*Exercise requirements:* Return the listing below in full, with every line exactly as it is.

-------- Task data --------

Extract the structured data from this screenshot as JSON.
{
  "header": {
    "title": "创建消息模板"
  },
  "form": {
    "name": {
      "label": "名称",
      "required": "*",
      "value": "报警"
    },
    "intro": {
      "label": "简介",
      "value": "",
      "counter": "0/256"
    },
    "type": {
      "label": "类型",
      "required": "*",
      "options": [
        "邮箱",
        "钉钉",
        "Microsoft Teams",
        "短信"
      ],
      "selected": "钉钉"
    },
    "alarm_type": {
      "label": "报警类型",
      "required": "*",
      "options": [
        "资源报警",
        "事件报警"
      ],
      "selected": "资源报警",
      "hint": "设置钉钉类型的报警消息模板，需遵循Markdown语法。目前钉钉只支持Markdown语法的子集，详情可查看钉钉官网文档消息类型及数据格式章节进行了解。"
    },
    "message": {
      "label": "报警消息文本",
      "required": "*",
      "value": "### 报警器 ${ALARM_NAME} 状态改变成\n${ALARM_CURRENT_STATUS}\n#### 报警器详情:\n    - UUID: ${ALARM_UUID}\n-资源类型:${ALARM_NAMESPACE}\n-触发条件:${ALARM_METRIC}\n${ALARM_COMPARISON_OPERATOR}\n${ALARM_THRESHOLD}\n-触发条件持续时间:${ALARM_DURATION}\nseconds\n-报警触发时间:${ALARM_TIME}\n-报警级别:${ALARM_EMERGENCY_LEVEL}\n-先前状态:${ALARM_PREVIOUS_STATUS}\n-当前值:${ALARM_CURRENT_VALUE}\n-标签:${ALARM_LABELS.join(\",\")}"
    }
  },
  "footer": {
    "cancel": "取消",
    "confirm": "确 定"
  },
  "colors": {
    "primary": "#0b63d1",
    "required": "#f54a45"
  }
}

--------

*Response to this task:*
Extract the structured data from this screenshot as JSON.
{
  "header": {
    "title": "创建消息模板"
  },
  "form": {
    "name": {
      "label": "名称",
      "required": "*",
      "value": "报警"
    },
    "intro": {
      "label": "简介",
      "value": "",
      "counter": "0/256"
    },
    "type": {
      "label": "类型",
      "required": "*",
      "options": [
        "邮箱",
        "钉钉",
        "Microsoft Teams",
        "短信"
      ],
      "selected": "钉钉"
    },
    "alarm_type": {
      "label": "报警类型",
      "required": "*",
      "options": [
        "资源报警",
        "事件报警"
      ],
      "selected": "资源报警",
      "hint": "设置钉钉类型的报警消息模板，需遵循Markdown语法。目前钉钉只支持Markdown语法的子集，详情可查看钉钉官网文档消息类型及数据格式章节进行了解。"
    },
    "message": {
      "label": "报警消息文本",
      "required": "*",
      "value": "### 报警器 ${ALARM_NAME} 状态改变成\n${ALARM_CURRENT_STATUS}\n#### 报警器详情:\n    - UUID: ${ALARM_UUID}\n-资源类型:${ALARM_NAMESPACE}\n-触发条件:${ALARM_METRIC}\n${ALARM_COMPARISON_OPERATOR}\n${ALARM_THRESHOLD}\n-触发条件持续时间:${ALARM_DURATION}\nseconds\n-报警触发时间:${ALARM_TIME}\n-报警级别:${ALARM_EMERGENCY_LEVEL}\n-先前状态:${ALARM_PREVIOUS_STATUS}\n-当前值:${ALARM_CURRENT_VALUE}\n-标签:${ALARM_LABELS.join(\",\")}"
    }
  },
  "footer": {
    "cancel": "取消",
    "confirm": "确 定"
  },
  "colors": {
    "primary": "#0b63d1",
    "required": "#f54a45"
  }
}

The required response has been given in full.